INSTRUCTIONS TO FOLLOW: Please change every "down-arrow-icon" in the records below to "down-chevron-icon" and give the records again with nothing else altered.

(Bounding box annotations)
========================================================================
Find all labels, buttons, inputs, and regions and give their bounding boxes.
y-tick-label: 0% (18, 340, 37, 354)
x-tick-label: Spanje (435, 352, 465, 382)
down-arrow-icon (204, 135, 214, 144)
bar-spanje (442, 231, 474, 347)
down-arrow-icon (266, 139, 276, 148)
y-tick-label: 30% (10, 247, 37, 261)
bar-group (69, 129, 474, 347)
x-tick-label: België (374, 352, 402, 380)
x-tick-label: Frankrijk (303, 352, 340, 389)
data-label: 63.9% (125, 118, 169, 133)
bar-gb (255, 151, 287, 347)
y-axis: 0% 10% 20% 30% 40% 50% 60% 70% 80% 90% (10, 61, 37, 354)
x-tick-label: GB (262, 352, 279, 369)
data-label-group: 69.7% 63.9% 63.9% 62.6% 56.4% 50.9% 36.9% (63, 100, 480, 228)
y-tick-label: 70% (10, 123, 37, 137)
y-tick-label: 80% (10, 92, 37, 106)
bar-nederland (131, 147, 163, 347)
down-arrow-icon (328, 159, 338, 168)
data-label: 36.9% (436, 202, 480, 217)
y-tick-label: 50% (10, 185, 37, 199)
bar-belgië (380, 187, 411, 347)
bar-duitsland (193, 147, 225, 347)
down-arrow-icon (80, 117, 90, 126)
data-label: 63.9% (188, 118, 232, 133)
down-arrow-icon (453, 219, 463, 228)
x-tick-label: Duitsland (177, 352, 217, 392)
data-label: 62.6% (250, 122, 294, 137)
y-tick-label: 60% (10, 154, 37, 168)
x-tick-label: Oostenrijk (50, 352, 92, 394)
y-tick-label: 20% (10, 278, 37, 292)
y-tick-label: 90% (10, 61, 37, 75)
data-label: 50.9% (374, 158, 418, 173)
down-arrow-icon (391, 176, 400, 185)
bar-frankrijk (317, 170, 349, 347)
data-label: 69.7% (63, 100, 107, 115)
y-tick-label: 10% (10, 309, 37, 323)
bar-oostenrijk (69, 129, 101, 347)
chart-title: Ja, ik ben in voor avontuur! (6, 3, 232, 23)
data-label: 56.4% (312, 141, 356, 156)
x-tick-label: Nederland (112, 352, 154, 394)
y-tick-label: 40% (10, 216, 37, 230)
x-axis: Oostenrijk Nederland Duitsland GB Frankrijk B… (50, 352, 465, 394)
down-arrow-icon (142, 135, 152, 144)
========================================================================
EXERCISE RESPONSE:
Find all labels, buttons, inputs, and regions and give their bounding boxes.
y-tick-label: 0% (18, 340, 37, 354)
x-tick-label: Spanje (435, 352, 465, 382)
down-chevron-icon (204, 135, 214, 144)
bar-spanje (442, 231, 474, 347)
down-chevron-icon (266, 139, 276, 148)
y-tick-label: 30% (10, 247, 37, 261)
bar-group (69, 129, 474, 347)
x-tick-label: België (374, 352, 402, 380)
x-tick-label: Frankrijk (303, 352, 340, 389)
data-label: 63.9% (125, 118, 169, 133)
bar-gb (255, 151, 287, 347)
y-axis: 0% 10% 20% 30% 40% 50% 60% 70% 80% 90% (10, 61, 37, 354)
x-tick-label: GB (262, 352, 279, 369)
data-label-group: 69.7% 63.9% 63.9% 62.6% 56.4% 50.9% 36.9% (63, 100, 480, 228)
y-tick-label: 70% (10, 123, 37, 137)
y-tick-label: 80% (10, 92, 37, 106)
bar-nederland (131, 147, 163, 347)
down-chevron-icon (328, 159, 338, 168)
data-label: 36.9% (436, 202, 480, 217)
y-tick-label: 50% (10, 185, 37, 199)
bar-belgië (380, 187, 411, 347)
bar-duitsland (193, 147, 225, 347)
down-chevron-icon (80, 117, 90, 126)
data-label: 63.9% (188, 118, 232, 133)
down-chevron-icon (453, 219, 463, 228)
x-tick-label: Duitsland (177, 352, 217, 392)
data-label: 62.6% (250, 122, 294, 137)
y-tick-label: 60% (10, 154, 37, 168)
x-tick-label: Oostenrijk (50, 352, 92, 394)
y-tick-label: 20% (10, 278, 37, 292)
y-tick-label: 90% (10, 61, 37, 75)
data-label: 50.9% (374, 158, 418, 173)
down-chevron-icon (391, 176, 400, 185)
bar-frankrijk (317, 170, 349, 347)
data-label: 69.7% (63, 100, 107, 115)
y-tick-label: 10% (10, 309, 37, 323)
bar-oostenrijk (69, 129, 101, 347)
chart-title: Ja, ik ben in voor avontuur! (6, 3, 232, 23)
data-label: 56.4% (312, 141, 356, 156)
x-tick-label: Nederland (112, 352, 154, 394)
y-tick-label: 40% (10, 216, 37, 230)
x-axis: Oostenrijk Nederland Duitsland GB Frankrijk B… (50, 352, 465, 394)
down-chevron-icon (142, 135, 152, 144)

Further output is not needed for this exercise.